SOURCE PASSAGE:
Wooster Magazine

Spring 2006

Rechanneling Creative Energy

Felix Hendrickson — Changing Art Forms

by Karol Crosbie

Felix HendricksonWhen Andrew Felix Hendrickson left The College of Wooster in 1987, he had three and one-half years of college under his belt and was playing in five rock bands.

For the next 16 years he made music for a living—the past 10 as a drummer with the blues-rock band, Heavy Weather. Like most performers, his relationship with his audience was short, happy, and anonymous. The applause could be warm and the musical connections intimate, but at the end of the night the audience members were still strangers.

Infrequently there might be a screw-up. A band member might lose his place or stumble over a rhythmic pothole. But the music kept on going, and eventually he’d catch up.

Hendrickson’s energy was focused almost entirely on one aspect of his profession—making music. Tasks like marketing and promotion were ignored. “You’re always broke in the rock ‘n’ roll world,” he says. “The ultimate value and goal of a musician is playing music. If you happen to make a successful living at it, that’s a bonus.”

But as he was making music, another art form began to take root. To supplement his income, 14 years ago Hendrickson began sweeping floors and helping out at a furniture shop in Austin, Tex. Recognizing his aptitude, the owners took him on as an apprentice.

STUDY MATERIAL:
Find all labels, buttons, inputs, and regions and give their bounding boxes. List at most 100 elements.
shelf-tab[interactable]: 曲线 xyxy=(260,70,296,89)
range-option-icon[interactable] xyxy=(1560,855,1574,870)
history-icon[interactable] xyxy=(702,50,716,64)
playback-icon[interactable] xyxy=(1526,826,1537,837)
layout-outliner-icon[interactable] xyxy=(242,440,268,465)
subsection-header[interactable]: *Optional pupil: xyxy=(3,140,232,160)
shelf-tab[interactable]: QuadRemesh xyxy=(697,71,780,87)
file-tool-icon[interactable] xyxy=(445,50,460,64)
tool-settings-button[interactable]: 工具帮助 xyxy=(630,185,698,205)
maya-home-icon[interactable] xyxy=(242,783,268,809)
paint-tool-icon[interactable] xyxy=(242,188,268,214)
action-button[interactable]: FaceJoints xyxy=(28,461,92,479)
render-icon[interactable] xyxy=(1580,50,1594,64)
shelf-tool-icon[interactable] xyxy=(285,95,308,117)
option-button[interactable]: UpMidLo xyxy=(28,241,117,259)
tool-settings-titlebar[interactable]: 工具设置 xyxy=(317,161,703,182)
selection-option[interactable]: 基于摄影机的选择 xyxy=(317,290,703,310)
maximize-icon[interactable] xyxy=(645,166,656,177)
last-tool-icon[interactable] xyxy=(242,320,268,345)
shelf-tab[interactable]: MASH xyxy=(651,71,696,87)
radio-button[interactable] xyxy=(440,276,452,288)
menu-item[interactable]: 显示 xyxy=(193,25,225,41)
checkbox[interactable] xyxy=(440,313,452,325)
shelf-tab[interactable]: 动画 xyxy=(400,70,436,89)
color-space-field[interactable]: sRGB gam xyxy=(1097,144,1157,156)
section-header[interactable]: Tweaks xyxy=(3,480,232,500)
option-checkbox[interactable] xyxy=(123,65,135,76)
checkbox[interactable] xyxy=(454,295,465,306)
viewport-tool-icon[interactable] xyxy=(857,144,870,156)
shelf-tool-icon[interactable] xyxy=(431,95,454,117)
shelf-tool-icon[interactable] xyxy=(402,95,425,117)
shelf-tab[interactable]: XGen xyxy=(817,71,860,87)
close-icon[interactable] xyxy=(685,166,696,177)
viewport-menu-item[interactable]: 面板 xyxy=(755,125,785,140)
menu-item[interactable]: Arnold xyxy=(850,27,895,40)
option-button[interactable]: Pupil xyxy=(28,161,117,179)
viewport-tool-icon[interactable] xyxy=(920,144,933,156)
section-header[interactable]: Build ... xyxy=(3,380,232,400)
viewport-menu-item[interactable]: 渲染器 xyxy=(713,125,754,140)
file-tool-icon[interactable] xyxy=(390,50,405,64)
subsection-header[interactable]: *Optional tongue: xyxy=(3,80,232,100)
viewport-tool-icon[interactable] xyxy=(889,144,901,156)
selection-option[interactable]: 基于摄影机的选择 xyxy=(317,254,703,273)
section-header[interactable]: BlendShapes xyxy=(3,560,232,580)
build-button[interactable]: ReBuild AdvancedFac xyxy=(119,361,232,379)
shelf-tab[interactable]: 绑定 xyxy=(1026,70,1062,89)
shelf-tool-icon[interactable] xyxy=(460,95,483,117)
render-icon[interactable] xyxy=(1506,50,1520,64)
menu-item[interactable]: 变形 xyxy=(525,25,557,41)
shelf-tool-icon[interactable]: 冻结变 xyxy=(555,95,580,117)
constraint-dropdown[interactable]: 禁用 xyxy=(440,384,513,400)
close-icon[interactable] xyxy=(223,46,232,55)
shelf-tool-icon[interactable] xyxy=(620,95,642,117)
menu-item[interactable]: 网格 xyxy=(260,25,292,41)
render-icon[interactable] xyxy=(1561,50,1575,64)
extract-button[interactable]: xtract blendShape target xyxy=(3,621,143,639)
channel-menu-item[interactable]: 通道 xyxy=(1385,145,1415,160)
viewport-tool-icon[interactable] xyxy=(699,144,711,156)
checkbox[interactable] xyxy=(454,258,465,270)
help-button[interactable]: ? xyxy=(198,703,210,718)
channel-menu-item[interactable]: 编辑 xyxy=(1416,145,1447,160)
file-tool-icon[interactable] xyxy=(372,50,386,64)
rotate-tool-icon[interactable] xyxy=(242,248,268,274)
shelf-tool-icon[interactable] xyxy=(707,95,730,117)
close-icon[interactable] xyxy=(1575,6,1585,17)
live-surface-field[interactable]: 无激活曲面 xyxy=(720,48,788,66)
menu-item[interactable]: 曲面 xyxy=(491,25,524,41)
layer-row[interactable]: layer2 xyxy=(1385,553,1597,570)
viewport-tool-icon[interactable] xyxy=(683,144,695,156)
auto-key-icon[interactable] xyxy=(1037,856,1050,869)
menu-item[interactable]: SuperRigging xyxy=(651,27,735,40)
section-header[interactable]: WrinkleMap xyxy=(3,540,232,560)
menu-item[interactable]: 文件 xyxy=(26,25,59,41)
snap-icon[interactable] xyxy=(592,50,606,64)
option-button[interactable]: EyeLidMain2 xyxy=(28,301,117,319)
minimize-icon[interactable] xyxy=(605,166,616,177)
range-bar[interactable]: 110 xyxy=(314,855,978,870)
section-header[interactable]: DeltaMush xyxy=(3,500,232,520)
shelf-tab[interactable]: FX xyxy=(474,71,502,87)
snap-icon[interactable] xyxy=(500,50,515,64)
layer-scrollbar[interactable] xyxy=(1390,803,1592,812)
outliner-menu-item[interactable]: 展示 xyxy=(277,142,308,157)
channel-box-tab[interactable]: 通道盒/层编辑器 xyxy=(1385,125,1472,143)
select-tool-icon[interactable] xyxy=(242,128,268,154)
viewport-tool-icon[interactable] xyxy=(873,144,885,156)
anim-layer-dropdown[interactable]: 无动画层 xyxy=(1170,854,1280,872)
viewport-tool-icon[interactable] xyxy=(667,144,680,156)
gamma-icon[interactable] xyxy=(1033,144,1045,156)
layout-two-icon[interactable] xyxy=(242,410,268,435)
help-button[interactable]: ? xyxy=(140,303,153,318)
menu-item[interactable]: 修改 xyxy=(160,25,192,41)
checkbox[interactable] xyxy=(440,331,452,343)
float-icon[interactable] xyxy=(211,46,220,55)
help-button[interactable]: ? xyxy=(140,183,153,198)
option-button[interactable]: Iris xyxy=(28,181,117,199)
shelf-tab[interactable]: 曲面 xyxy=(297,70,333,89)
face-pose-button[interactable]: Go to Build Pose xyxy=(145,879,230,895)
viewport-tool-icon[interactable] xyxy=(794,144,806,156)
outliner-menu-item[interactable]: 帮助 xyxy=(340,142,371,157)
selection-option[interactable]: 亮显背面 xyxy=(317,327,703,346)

WHAT THE TASK REQUIRES: In the Felix Hendrickson profile, why did Hendrickson begin working at a furniture shop in Austin, and why did the owners take him on as an apprentice?

ANSWER TO THIS TASK: He began sweeping floors and helping out at the shop to supplement his income as a musician. The owners made him an apprentice because they recognized his aptitude.